| Task instructions |
Your task is to output the entries below word for word.

☆ ☆ ☆ ☆

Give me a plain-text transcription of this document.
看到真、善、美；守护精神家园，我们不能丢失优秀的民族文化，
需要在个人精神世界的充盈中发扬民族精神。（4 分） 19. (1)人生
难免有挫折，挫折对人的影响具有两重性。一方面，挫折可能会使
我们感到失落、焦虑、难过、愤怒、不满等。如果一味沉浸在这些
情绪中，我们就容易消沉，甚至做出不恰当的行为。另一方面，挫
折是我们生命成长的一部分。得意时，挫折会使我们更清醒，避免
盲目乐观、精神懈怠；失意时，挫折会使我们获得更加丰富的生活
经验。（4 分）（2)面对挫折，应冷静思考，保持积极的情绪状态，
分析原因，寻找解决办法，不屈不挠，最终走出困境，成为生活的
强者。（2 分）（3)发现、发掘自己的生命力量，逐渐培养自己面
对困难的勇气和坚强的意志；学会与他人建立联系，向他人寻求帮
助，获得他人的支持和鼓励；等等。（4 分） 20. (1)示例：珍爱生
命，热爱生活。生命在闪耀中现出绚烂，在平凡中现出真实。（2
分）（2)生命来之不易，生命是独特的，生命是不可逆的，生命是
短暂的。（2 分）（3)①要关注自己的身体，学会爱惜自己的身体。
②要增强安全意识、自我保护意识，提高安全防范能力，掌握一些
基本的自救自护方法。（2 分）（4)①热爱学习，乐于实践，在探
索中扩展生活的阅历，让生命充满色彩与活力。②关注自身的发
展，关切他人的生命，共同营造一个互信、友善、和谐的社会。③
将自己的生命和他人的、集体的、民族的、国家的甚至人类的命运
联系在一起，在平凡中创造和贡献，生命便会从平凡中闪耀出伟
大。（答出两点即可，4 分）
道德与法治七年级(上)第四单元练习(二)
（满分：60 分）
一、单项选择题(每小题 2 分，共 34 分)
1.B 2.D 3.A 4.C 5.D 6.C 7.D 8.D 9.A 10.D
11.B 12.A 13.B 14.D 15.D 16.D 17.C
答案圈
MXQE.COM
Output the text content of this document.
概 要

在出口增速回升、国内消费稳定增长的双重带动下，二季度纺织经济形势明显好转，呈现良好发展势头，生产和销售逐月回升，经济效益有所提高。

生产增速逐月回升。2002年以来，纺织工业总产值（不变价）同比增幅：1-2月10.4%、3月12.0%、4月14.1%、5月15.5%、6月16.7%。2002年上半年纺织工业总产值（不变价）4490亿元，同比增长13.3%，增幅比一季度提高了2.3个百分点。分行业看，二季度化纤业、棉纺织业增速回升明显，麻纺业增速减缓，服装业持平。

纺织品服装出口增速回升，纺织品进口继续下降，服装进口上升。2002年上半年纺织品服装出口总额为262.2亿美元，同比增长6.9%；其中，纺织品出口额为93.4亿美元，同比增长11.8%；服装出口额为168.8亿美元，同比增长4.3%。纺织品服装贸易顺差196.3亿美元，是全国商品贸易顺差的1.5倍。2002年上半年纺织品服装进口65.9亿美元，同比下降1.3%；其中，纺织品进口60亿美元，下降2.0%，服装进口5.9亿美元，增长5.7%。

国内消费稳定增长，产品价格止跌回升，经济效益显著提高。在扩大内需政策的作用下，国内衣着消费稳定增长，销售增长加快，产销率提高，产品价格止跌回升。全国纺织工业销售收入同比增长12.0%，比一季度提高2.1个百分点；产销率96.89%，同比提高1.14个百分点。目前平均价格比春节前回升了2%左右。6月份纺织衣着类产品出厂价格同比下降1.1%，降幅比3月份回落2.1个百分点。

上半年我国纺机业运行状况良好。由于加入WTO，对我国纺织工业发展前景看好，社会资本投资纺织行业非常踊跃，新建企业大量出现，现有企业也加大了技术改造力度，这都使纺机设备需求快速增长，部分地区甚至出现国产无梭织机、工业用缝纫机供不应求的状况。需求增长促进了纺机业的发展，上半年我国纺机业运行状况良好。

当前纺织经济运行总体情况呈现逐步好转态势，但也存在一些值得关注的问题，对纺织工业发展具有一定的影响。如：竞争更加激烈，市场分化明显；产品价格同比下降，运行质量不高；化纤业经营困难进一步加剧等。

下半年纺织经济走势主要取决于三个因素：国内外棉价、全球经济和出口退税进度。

☆ ☆ ☆ ☆

| Exercise answer |
Give me a plain-text transcription of this document.
看到真、善、美；守护精神家园，我们不能丢失优秀的民族文化，
需要在个人精神世界的充盈中发扬民族精神。（4 分） 19. (1)人生
难免有挫折，挫折对人的影响具有两重性。一方面，挫折可能会使
我们感到失落、焦虑、难过、愤怒、不满等。如果一味沉浸在这些
情绪中，我们就容易消沉，甚至做出不恰当的行为。另一方面，挫
折是我们生命成长的一部分。得意时，挫折会使我们更清醒，避免
盲目乐观、精神懈怠；失意时，挫折会使我们获得更加丰富的生活
经验。（4 分）（2)面对挫折，应冷静思考，保持积极的情绪状态，
分析原因，寻找解决办法，不屈不挠，最终走出困境，成为生活的
强者。（2 分）（3)发现、发掘自己的生命力量，逐渐培养自己面
对困难的勇气和坚强的意志；学会与他人建立联系，向他人寻求帮
助，获得他人的支持和鼓励；等等。（4 分） 20. (1)示例：珍爱生
命，热爱生活。生命在闪耀中现出绚烂，在平凡中现出真实。（2
分）（2)生命来之不易，生命是独特的，生命是不可逆的，生命是
短暂的。（2 分）（3)①要关注自己的身体，学会爱惜自己的身体。
②要增强安全意识、自我保护意识，提高安全防范能力，掌握一些
基本的自救自护方法。（2 分）（4)①热爱学习，乐于实践，在探
索中扩展生活的阅历，让生命充满色彩与活力。②关注自身的发
展，关切他人的生命，共同营造一个互信、友善、和谐的社会。③
将自己的生命和他人的、集体的、民族的、国家的甚至人类的命运
联系在一起，在平凡中创造和贡献，生命便会从平凡中闪耀出伟
大。（答出两点即可，4 分）
道德与法治七年级(上)第四单元练习(二)
（满分：60 分）
一、单项选择题(每小题 2 分，共 34 分)
1.B 2.D 3.A 4.C 5.D 6.C 7.D 8.D 9.A 10.D
11.B 12.A 13.B 14.D 15.D 16.D 17.C
答案圈
MXQE.COM
Output the text content of this document.
概 要

在出口增速回升、国内消费稳定增长的双重带动下，二季度纺织经济形势明显好转，呈现良好发展势头，生产和销售逐月回升，经济效益有所提高。

生产增速逐月回升。2002年以来，纺织工业总产值（不变价）同比增幅：1-2月10.4%、3月12.0%、4月14.1%、5月15.5%、6月16.7%。2002年上半年纺织工业总产值（不变价）4490亿元，同比增长13.3%，增幅比一季度提高了2.3个百分点。分行业看，二季度化纤业、棉纺织业增速回升明显，麻纺业增速减缓，服装业持平。

纺织品服装出口增速回升，纺织品进口继续下降，服装进口上升。2002年上半年纺织品服装出口总额为262.2亿美元，同比增长6.9%；其中，纺织品出口额为93.4亿美元，同比增长11.8%；服装出口额为168.8亿美元，同比增长4.3%。纺织品服装贸易顺差196.3亿美元，是全国商品贸易顺差的1.5倍。2002年上半年纺织品服装进口65.9亿美元，同比下降1.3%；其中，纺织品进口60亿美元，下降2.0%，服装进口5.9亿美元，增长5.7%。

国内消费稳定增长，产品价格止跌回升，经济效益显著提高。在扩大内需政策的作用下，国内衣着消费稳定增长，销售增长加快，产销率提高，产品价格止跌回升。全国纺织工业销售收入同比增长12.0%，比一季度提高2.1个百分点；产销率96.89%，同比提高1.14个百分点。目前平均价格比春节前回升了2%左右。6月份纺织衣着类产品出厂价格同比下降1.1%，降幅比3月份回落2.1个百分点。

上半年我国纺机业运行状况良好。由于加入WTO，对我国纺织工业发展前景看好，社会资本投资纺织行业非常踊跃，新建企业大量出现，现有企业也加大了技术改造力度，这都使纺机设备需求快速增长，部分地区甚至出现国产无梭织机、工业用缝纫机供不应求的状况。需求增长促进了纺机业的发展，上半年我国纺机业运行状况良好。

当前纺织经济运行总体情况呈现逐步好转态势，但也存在一些值得关注的问题，对纺织工业发展具有一定的影响。如：竞争更加激烈，市场分化明显；产品价格同比下降，运行质量不高；化纤业经营困难进一步加剧等。

下半年纺织经济走势主要取决于三个因素：国内外棉价、全球经济和出口退税进度。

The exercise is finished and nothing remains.